# Your task
Only the pictures are to be left out; set down the rest of the records exactly.

# Given records

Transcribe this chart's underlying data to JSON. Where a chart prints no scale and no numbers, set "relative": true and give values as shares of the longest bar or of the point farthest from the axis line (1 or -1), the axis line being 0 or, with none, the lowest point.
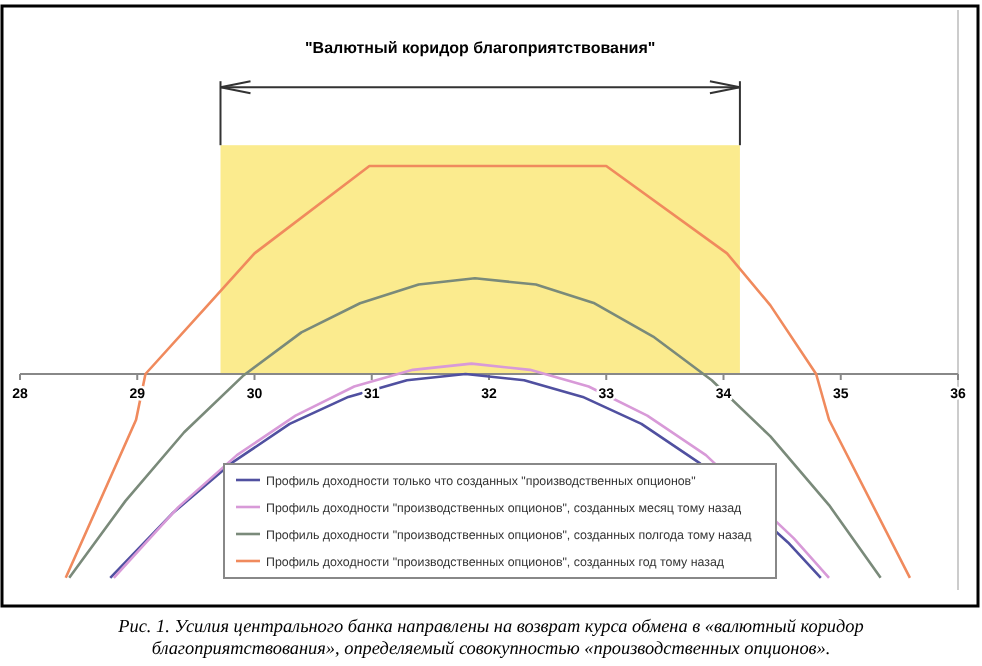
{
  "chart_data": {
    "type": "line",
    "relative": true,
    "xlim": [
      28,
      36
    ],
    "xticks": [
      28,
      29,
      30,
      31,
      32,
      33,
      34,
      35,
      36
    ],
    "tick_labels": "x",
    "grid": false,
    "legend": "bottom",
    "marker": "none",
    "line_style": "solid",
    "title": "\"Валютный коридор благоприятствования\"",
    "bands": [
      {
        "axis": "x",
        "from": 29.71,
        "to": 34.14,
        "color": "#fbeb8e"
      }
    ],
    "series": [
      {
        "name": "Профиль доходности только что созданных \"производственных опционов\"",
        "color": "#5050a0",
        "x": [
          28.77,
          29.3,
          29.8,
          30.3,
          30.8,
          31.3,
          31.8,
          32.3,
          32.8,
          33.3,
          33.8,
          34.55,
          34.83
        ],
        "values": [
          -0.98,
          -0.67,
          -0.43,
          -0.24,
          -0.11,
          -0.03,
          0,
          -0.03,
          -0.11,
          -0.24,
          -0.43,
          -0.81,
          -0.98
        ]
      },
      {
        "name": "Профиль доходности \"производственных опционов\", созданных месяц тому назад",
        "color": "#d89ad8",
        "x": [
          28.8,
          29.35,
          29.85,
          30.35,
          30.85,
          31.35,
          31.85,
          32.35,
          32.85,
          33.35,
          33.85,
          34.6,
          34.9
        ],
        "values": [
          -0.98,
          -0.64,
          -0.39,
          -0.2,
          -0.06,
          0.02,
          0.05,
          0.02,
          -0.06,
          -0.2,
          -0.39,
          -0.79,
          -0.98
        ]
      },
      {
        "name": "Профиль доходности \"производственных опционов\", созданных полгода тому назад",
        "color": "#7a8a7a",
        "x": [
          28.42,
          28.9,
          29.4,
          29.9,
          30.4,
          30.9,
          31.4,
          31.88,
          32.4,
          32.9,
          33.4,
          33.9,
          34.4,
          34.9,
          35.34
        ],
        "values": [
          -0.98,
          -0.61,
          -0.28,
          -0.01,
          0.2,
          0.34,
          0.43,
          0.46,
          0.43,
          0.34,
          0.18,
          -0.03,
          -0.3,
          -0.63,
          -0.98
        ]
      },
      {
        "name": "Профиль доходности \"производственных опционов\", созданных год тому назад",
        "color": "#f08a5d",
        "x": [
          28.39,
          28.99,
          29.07,
          29.6,
          30.0,
          30.98,
          33.0,
          34.03,
          34.4,
          34.79,
          34.9,
          35.59
        ],
        "values": [
          -0.98,
          -0.22,
          0,
          0.33,
          0.58,
          1,
          1,
          0.58,
          0.33,
          0,
          -0.22,
          -0.98
        ]
      }
    ],
    "annotations": [
      "Рис. 1. Усилия центрального банка направлены на возврат курса обмена в «валютный коридор благоприятствования», определяемый совокупностью «производственных опционов»."
    ]
  }
}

# The completed task
Transcribe this chart's underlying data to JSON. Where a chart prints no scale and no numbers, set "relative": true and give values as shares of the longest bar or of the point farthest from the axis line (1 or -1), the axis line being 0 or, with none, the lowest point.
{
  "chart_data": {
    "type": "line",
    "relative": true,
    "xlim": [
      28,
      36
    ],
    "xticks": [
      28,
      29,
      30,
      31,
      32,
      33,
      34,
      35,
      36
    ],
    "tick_labels": "x",
    "grid": false,
    "legend": "bottom",
    "marker": "none",
    "line_style": "solid",
    "title": "\"Валютный коридор благоприятствования\"",
    "bands": [
      {
        "axis": "x",
        "from": 29.71,
        "to": 34.14,
        "color": "#fbeb8e"
      }
    ],
    "series": [
      {
        "name": "Профиль доходности только что созданных \"производственных опционов\"",
        "color": "#5050a0",
        "x": [
          28.77,
          29.3,
          29.8,
          30.3,
          30.8,
          31.3,
          31.8,
          32.3,
          32.8,
          33.3,
          33.8,
          34.55,
          34.83
        ],
        "values": [
          -0.98,
          -0.67,
          -0.43,
          -0.24,
          -0.11,
          -0.03,
          0,
          -0.03,
          -0.11,
          -0.24,
          -0.43,
          -0.81,
          -0.98
        ]
      },
      {
        "name": "Профиль доходности \"производственных опционов\", созданных месяц тому назад",
        "color": "#d89ad8",
        "x": [
          28.8,
          29.35,
          29.85,
          30.35,
          30.85,
          31.35,
          31.85,
          32.35,
          32.85,
          33.35,
          33.85,
          34.6,
          34.9
        ],
        "values": [
          -0.98,
          -0.64,
          -0.39,
          -0.2,
          -0.06,
          0.02,
          0.05,
          0.02,
          -0.06,
          -0.2,
          -0.39,
          -0.79,
          -0.98
        ]
      },
      {
        "name": "Профиль доходности \"производственных опционов\", созданных полгода тому назад",
        "color": "#7a8a7a",
        "x": [
          28.42,
          28.9,
          29.4,
          29.9,
          30.4,
          30.9,
          31.4,
          31.88,
          32.4,
          32.9,
          33.4,
          33.9,
          34.4,
          34.9,
          35.34
        ],
        "values": [
          -0.98,
          -0.61,
          -0.28,
          -0.01,
          0.2,
          0.34,
          0.43,
          0.46,
          0.43,
          0.34,
          0.18,
          -0.03,
          -0.3,
          -0.63,
          -0.98
        ]
      },
      {
        "name": "Профиль доходности \"производственных опционов\", созданных год тому назад",
        "color": "#f08a5d",
        "x": [
          28.39,
          28.99,
          29.07,
          29.6,
          30.0,
          30.98,
          33.0,
          34.03,
          34.4,
          34.79,
          34.9,
          35.59
        ],
        "values": [
          -0.98,
          -0.22,
          0,
          0.33,
          0.58,
          1,
          1,
          0.58,
          0.33,
          0,
          -0.22,
          -0.98
        ]
      }
    ],
    "annotations": [
      "Рис. 1. Усилия центрального банка направлены на возврат курса обмена в «валютный коридор благоприятствования», определяемый совокупностью «производственных опционов»."
    ]
  }
}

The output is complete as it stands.